WORK TO COMPLETE =
Every entry below must appear again, exactly as written.

-------------------------

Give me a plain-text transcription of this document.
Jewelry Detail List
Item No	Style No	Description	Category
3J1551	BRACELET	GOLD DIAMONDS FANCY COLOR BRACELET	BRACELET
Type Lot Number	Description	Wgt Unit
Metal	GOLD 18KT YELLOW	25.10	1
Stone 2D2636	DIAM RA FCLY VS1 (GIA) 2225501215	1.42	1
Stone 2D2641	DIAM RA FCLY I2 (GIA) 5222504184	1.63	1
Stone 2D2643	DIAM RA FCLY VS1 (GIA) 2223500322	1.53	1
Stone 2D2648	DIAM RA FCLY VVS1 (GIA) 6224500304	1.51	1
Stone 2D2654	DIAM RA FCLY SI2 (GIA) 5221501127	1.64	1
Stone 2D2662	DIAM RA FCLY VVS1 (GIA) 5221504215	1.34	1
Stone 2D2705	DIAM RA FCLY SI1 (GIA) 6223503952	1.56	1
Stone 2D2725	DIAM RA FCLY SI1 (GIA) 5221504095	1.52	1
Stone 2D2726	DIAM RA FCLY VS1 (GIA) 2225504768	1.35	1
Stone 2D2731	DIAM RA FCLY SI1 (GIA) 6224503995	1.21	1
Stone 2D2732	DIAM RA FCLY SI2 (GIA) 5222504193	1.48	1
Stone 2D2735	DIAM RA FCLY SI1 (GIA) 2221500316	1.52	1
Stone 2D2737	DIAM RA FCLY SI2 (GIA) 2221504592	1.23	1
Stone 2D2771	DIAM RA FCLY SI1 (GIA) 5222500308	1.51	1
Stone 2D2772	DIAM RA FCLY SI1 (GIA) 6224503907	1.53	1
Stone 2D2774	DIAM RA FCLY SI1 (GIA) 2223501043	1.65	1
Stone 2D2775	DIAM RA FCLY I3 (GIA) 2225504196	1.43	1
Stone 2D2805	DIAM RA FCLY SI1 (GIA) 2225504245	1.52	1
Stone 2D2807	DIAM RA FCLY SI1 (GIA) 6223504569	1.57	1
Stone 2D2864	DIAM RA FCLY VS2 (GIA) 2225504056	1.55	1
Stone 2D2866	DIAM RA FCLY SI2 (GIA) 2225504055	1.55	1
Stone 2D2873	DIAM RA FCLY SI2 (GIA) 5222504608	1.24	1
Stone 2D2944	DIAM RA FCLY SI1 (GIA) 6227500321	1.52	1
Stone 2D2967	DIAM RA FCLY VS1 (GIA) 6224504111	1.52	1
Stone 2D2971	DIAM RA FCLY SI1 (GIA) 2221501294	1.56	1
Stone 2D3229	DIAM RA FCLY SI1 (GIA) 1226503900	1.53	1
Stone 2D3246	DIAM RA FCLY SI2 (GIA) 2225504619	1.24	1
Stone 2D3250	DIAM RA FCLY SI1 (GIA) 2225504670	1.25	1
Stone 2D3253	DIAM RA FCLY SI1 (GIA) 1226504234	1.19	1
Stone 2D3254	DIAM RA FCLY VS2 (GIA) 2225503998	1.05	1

-------------------------

THE COMPLETED TASK =
Give me a plain-text transcription of this document.
Jewelry Detail List
Item No	Style No	Description	Category
3J1551	BRACELET	GOLD DIAMONDS FANCY COLOR BRACELET	BRACELET
Type Lot Number	Description	Wgt Unit
Metal	GOLD 18KT YELLOW	25.10	1
Stone 2D2636	DIAM RA FCLY VS1 (GIA) 2225501215	1.42	1
Stone 2D2641	DIAM RA FCLY I2 (GIA) 5222504184	1.63	1
Stone 2D2643	DIAM RA FCLY VS1 (GIA) 2223500322	1.53	1
Stone 2D2648	DIAM RA FCLY VVS1 (GIA) 6224500304	1.51	1
Stone 2D2654	DIAM RA FCLY SI2 (GIA) 5221501127	1.64	1
Stone 2D2662	DIAM RA FCLY VVS1 (GIA) 5221504215	1.34	1
Stone 2D2705	DIAM RA FCLY SI1 (GIA) 6223503952	1.56	1
Stone 2D2725	DIAM RA FCLY SI1 (GIA) 5221504095	1.52	1
Stone 2D2726	DIAM RA FCLY VS1 (GIA) 2225504768	1.35	1
Stone 2D2731	DIAM RA FCLY SI1 (GIA) 6224503995	1.21	1
Stone 2D2732	DIAM RA FCLY SI2 (GIA) 5222504193	1.48	1
Stone 2D2735	DIAM RA FCLY SI1 (GIA) 2221500316	1.52	1
Stone 2D2737	DIAM RA FCLY SI2 (GIA) 2221504592	1.23	1
Stone 2D2771	DIAM RA FCLY SI1 (GIA) 5222500308	1.51	1
Stone 2D2772	DIAM RA FCLY SI1 (GIA) 6224503907	1.53	1
Stone 2D2774	DIAM RA FCLY SI1 (GIA) 2223501043	1.65	1
Stone 2D2775	DIAM RA FCLY I3 (GIA) 2225504196	1.43	1
Stone 2D2805	DIAM RA FCLY SI1 (GIA) 2225504245	1.52	1
Stone 2D2807	DIAM RA FCLY SI1 (GIA) 6223504569	1.57	1
Stone 2D2864	DIAM RA FCLY VS2 (GIA) 2225504056	1.55	1
Stone 2D2866	DIAM RA FCLY SI2 (GIA) 2225504055	1.55	1
Stone 2D2873	DIAM RA FCLY SI2 (GIA) 5222504608	1.24	1
Stone 2D2944	DIAM RA FCLY SI1 (GIA) 6227500321	1.52	1
Stone 2D2967	DIAM RA FCLY VS1 (GIA) 6224504111	1.52	1
Stone 2D2971	DIAM RA FCLY SI1 (GIA) 2221501294	1.56	1
Stone 2D3229	DIAM RA FCLY SI1 (GIA) 1226503900	1.53	1
Stone 2D3246	DIAM RA FCLY SI2 (GIA) 2225504619	1.24	1
Stone 2D3250	DIAM RA FCLY SI1 (GIA) 2225504670	1.25	1
Stone 2D3253	DIAM RA FCLY SI1 (GIA) 1226504234	1.19	1
Stone 2D3254	DIAM RA FCLY VS2 (GIA) 2225503998	1.05	1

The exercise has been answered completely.